:: WHAT THE TASK REQUIRES ::
Write out the entries verbatim and leave the images out of the copy.

--- begin ENTRIES ---

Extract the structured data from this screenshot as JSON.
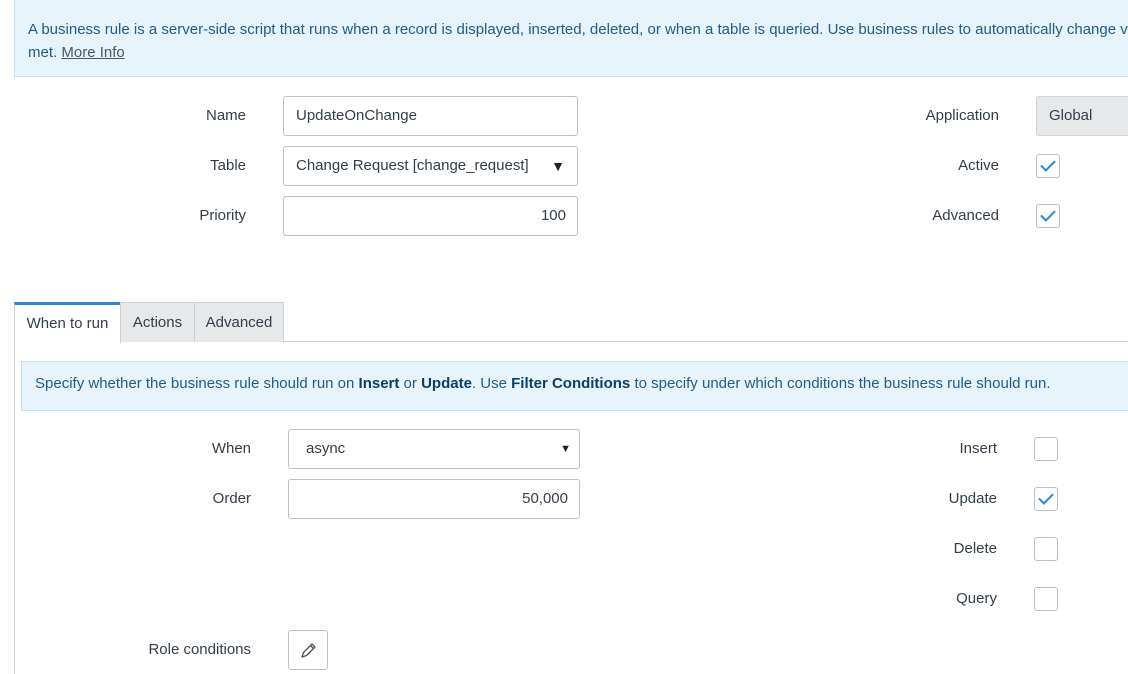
{
  "info": {
    "text_line1": "A business rule is a server-side script that runs when a record is displayed, inserted, deleted, or when a table is queried. Use business rules to automatically change v",
    "text_line2": "met.",
    "more_info": "More Info"
  },
  "form": {
    "name": {
      "label": "Name",
      "value": "UpdateOnChange"
    },
    "table": {
      "label": "Table",
      "value": "Change Request [change_request]"
    },
    "priority": {
      "label": "Priority",
      "value": "100"
    },
    "application": {
      "label": "Application",
      "value": "Global"
    },
    "active": {
      "label": "Active",
      "checked": true
    },
    "advanced": {
      "label": "Advanced",
      "checked": true
    }
  },
  "tabs": [
    {
      "label": "When to run",
      "active": true
    },
    {
      "label": "Actions",
      "active": false
    },
    {
      "label": "Advanced",
      "active": false
    }
  ],
  "tab_info": {
    "pre": "Specify whether the business rule should run on ",
    "insert": "Insert",
    "or": " or ",
    "update": "Update",
    "mid": ". Use ",
    "filter": "Filter Conditions",
    "post": " to specify under which conditions the business rule should run."
  },
  "when_to_run": {
    "when": {
      "label": "When",
      "value": "async"
    },
    "order": {
      "label": "Order",
      "value": "50,000"
    },
    "insert": {
      "label": "Insert",
      "checked": false
    },
    "update": {
      "label": "Update",
      "checked": true
    },
    "delete": {
      "label": "Delete",
      "checked": false
    },
    "query": {
      "label": "Query",
      "checked": false
    },
    "role_conditions": {
      "label": "Role conditions"
    }
  },
  "icons": {
    "dropdown": "caret-down-icon",
    "edit": "pencil-icon",
    "check": "checkmark-icon"
  },
  "colors": {
    "accent": "#2b87d3",
    "info_bg": "#e8f4fc",
    "info_text": "#1f5c87"
  }
}
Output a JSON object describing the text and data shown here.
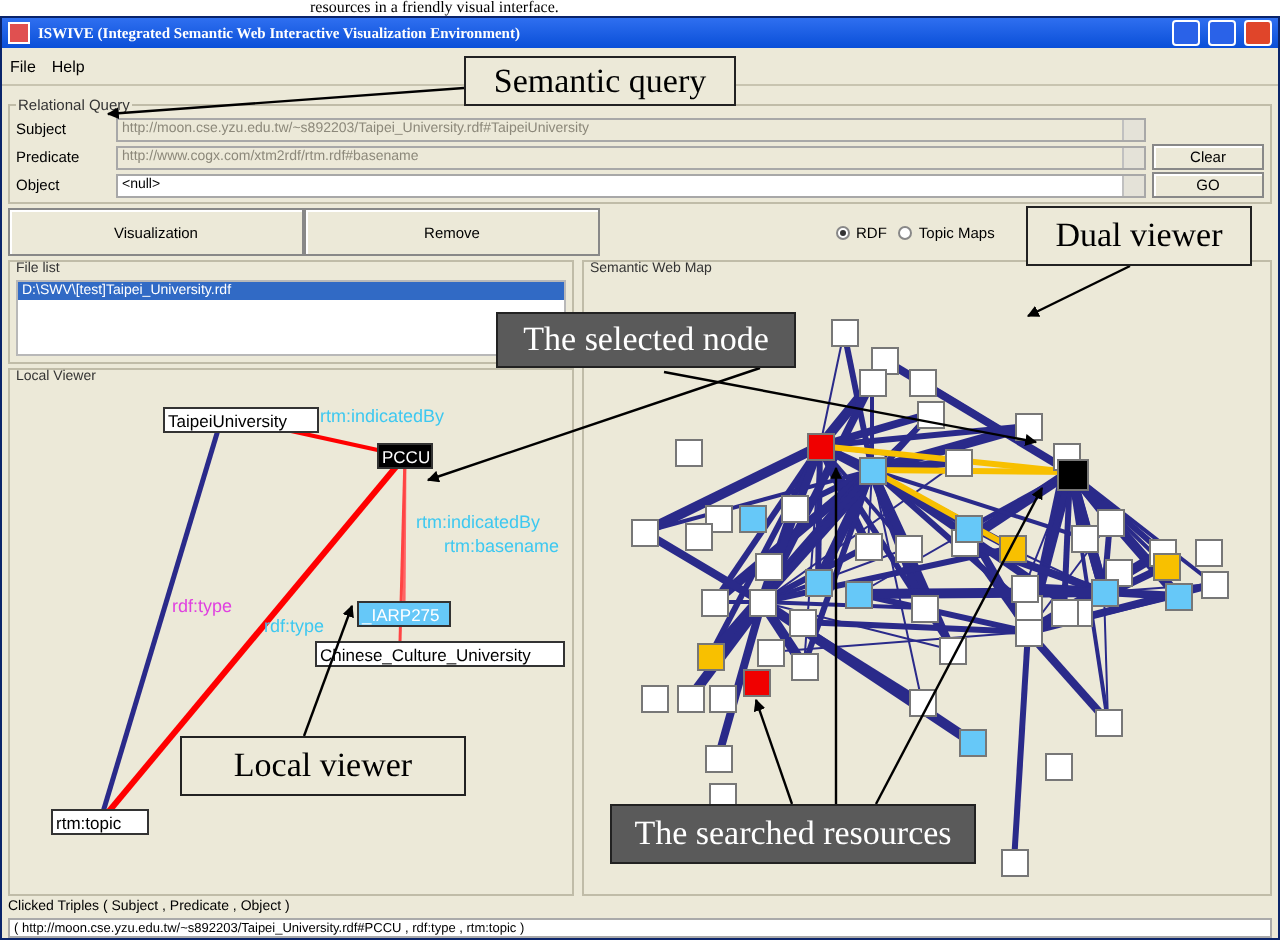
{
  "caption": "resources in a friendly visual interface.",
  "window": {
    "title": "ISWIVE (Integrated Semantic Web Interactive Visualization Environment)"
  },
  "menu": [
    "File",
    "Help"
  ],
  "query": {
    "title": "Relational Query",
    "fields": [
      {
        "label": "Subject",
        "value": "http://moon.cse.yzu.edu.tw/~s892203/Taipei_University.rdf#TaipeiUniversity",
        "disabled": true
      },
      {
        "label": "Predicate",
        "value": "http://www.cogx.com/xtm2rdf/rtm.rdf#basename",
        "disabled": true
      },
      {
        "label": "Object",
        "value": "<null>",
        "disabled": false
      }
    ],
    "buttons": [
      "Clear",
      "GO"
    ]
  },
  "actions": [
    "Visualization",
    "Remove"
  ],
  "modes": [
    {
      "label": "RDF",
      "selected": true
    },
    {
      "label": "Topic Maps",
      "selected": false
    }
  ],
  "file_list": {
    "title": "File list",
    "items": [
      {
        "label": "D:\\SWV\\[test]Taipei_University.rdf",
        "selected": true
      }
    ]
  },
  "local_viewer": {
    "title": "Local Viewer",
    "nodes": [
      {
        "label": "TaipeiUniversity",
        "kind": "plain"
      },
      {
        "label": "PCCU",
        "kind": "selected"
      },
      {
        "label": "_IARP275",
        "kind": "literal"
      },
      {
        "label": "Chinese_Culture_University",
        "kind": "plain"
      },
      {
        "label": "rtm:topic",
        "kind": "plain"
      }
    ],
    "edge_labels": [
      {
        "text": "rtm:indicatedBy",
        "color": "#3ec8f0"
      },
      {
        "text": "rtm:indicatedBy",
        "color": "#3ec8f0"
      },
      {
        "text": "rtm:basename",
        "color": "#3ec8f0"
      },
      {
        "text": "rdf:type",
        "color": "#e040e0"
      },
      {
        "text": "rdf:type",
        "color": "#3ec8f0"
      }
    ]
  },
  "map": {
    "title": "Semantic Web Map"
  },
  "clicked": {
    "label": "Clicked Triples ( Subject , Predicate , Object )",
    "value": "( http://moon.cse.yzu.edu.tw/~s892203/Taipei_University.rdf#PCCU , rdf:type , rtm:topic )"
  },
  "callouts": [
    {
      "text": "Semantic query",
      "kind": "light"
    },
    {
      "text": "Dual viewer",
      "kind": "light"
    },
    {
      "text": "The selected node",
      "kind": "dark"
    },
    {
      "text": "Local viewer",
      "kind": "light"
    },
    {
      "text": "The searched resources",
      "kind": "dark"
    }
  ]
}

--- end ENTRIES ---

:: OUTPUT FOR THIS EXERCISE ::
Extract the structured data from this screenshot as JSON.
{
  "info": {
    "text_line1": "A business rule is a server-side script that runs when a record is displayed, inserted, deleted, or when a table is queried. Use business rules to automatically change v",
    "text_line2": "met.",
    "more_info": "More Info"
  },
  "form": {
    "name": {
      "label": "Name",
      "value": "UpdateOnChange"
    },
    "table": {
      "label": "Table",
      "value": "Change Request [change_request]"
    },
    "priority": {
      "label": "Priority",
      "value": "100"
    },
    "application": {
      "label": "Application",
      "value": "Global"
    },
    "active": {
      "label": "Active",
      "checked": true
    },
    "advanced": {
      "label": "Advanced",
      "checked": true
    }
  },
  "tabs": [
    {
      "label": "When to run",
      "active": true
    },
    {
      "label": "Actions",
      "active": false
    },
    {
      "label": "Advanced",
      "active": false
    }
  ],
  "tab_info": {
    "pre": "Specify whether the business rule should run on ",
    "insert": "Insert",
    "or": " or ",
    "update": "Update",
    "mid": ". Use ",
    "filter": "Filter Conditions",
    "post": " to specify under which conditions the business rule should run."
  },
  "when_to_run": {
    "when": {
      "label": "When",
      "value": "async"
    },
    "order": {
      "label": "Order",
      "value": "50,000"
    },
    "insert": {
      "label": "Insert",
      "checked": false
    },
    "update": {
      "label": "Update",
      "checked": true
    },
    "delete": {
      "label": "Delete",
      "checked": false
    },
    "query": {
      "label": "Query",
      "checked": false
    },
    "role_conditions": {
      "label": "Role conditions"
    }
  },
  "icons": {
    "dropdown": "caret-down-icon",
    "edit": "pencil-icon",
    "check": "checkmark-icon"
  },
  "colors": {
    "accent": "#2b87d3",
    "info_bg": "#e8f4fc",
    "info_text": "#1f5c87"
  }
}
Output a JSON object describing the text and data shown here.
{
  "caption": "resources in a friendly visual interface.",
  "window": {
    "title": "ISWIVE (Integrated Semantic Web Interactive Visualization Environment)"
  },
  "menu": [
    "File",
    "Help"
  ],
  "query": {
    "title": "Relational Query",
    "fields": [
      {
        "label": "Subject",
        "value": "http://moon.cse.yzu.edu.tw/~s892203/Taipei_University.rdf#TaipeiUniversity",
        "disabled": true
      },
      {
        "label": "Predicate",
        "value": "http://www.cogx.com/xtm2rdf/rtm.rdf#basename",
        "disabled": true
      },
      {
        "label": "Object",
        "value": "<null>",
        "disabled": false
      }
    ],
    "buttons": [
      "Clear",
      "GO"
    ]
  },
  "actions": [
    "Visualization",
    "Remove"
  ],
  "modes": [
    {
      "label": "RDF",
      "selected": true
    },
    {
      "label": "Topic Maps",
      "selected": false
    }
  ],
  "file_list": {
    "title": "File list",
    "items": [
      {
        "label": "D:\\SWV\\[test]Taipei_University.rdf",
        "selected": true
      }
    ]
  },
  "local_viewer": {
    "title": "Local Viewer",
    "nodes": [
      {
        "label": "TaipeiUniversity",
        "kind": "plain"
      },
      {
        "label": "PCCU",
        "kind": "selected"
      },
      {
        "label": "_IARP275",
        "kind": "literal"
      },
      {
        "label": "Chinese_Culture_University",
        "kind": "plain"
      },
      {
        "label": "rtm:topic",
        "kind": "plain"
      }
    ],
    "edge_labels": [
      {
        "text": "rtm:indicatedBy",
        "color": "#3ec8f0"
      },
      {
        "text": "rtm:indicatedBy",
        "color": "#3ec8f0"
      },
      {
        "text": "rtm:basename",
        "color": "#3ec8f0"
      },
      {
        "text": "rdf:type",
        "color": "#e040e0"
      },
      {
        "text": "rdf:type",
        "color": "#3ec8f0"
      }
    ]
  },
  "map": {
    "title": "Semantic Web Map"
  },
  "clicked": {
    "label": "Clicked Triples ( Subject , Predicate , Object )",
    "value": "( http://moon.cse.yzu.edu.tw/~s892203/Taipei_University.rdf#PCCU , rdf:type , rtm:topic )"
  },
  "callouts": [
    {
      "text": "Semantic query",
      "kind": "light"
    },
    {
      "text": "Dual viewer",
      "kind": "light"
    },
    {
      "text": "The selected node",
      "kind": "dark"
    },
    {
      "text": "Local viewer",
      "kind": "light"
    },
    {
      "text": "The searched resources",
      "kind": "dark"
    }
  ]
}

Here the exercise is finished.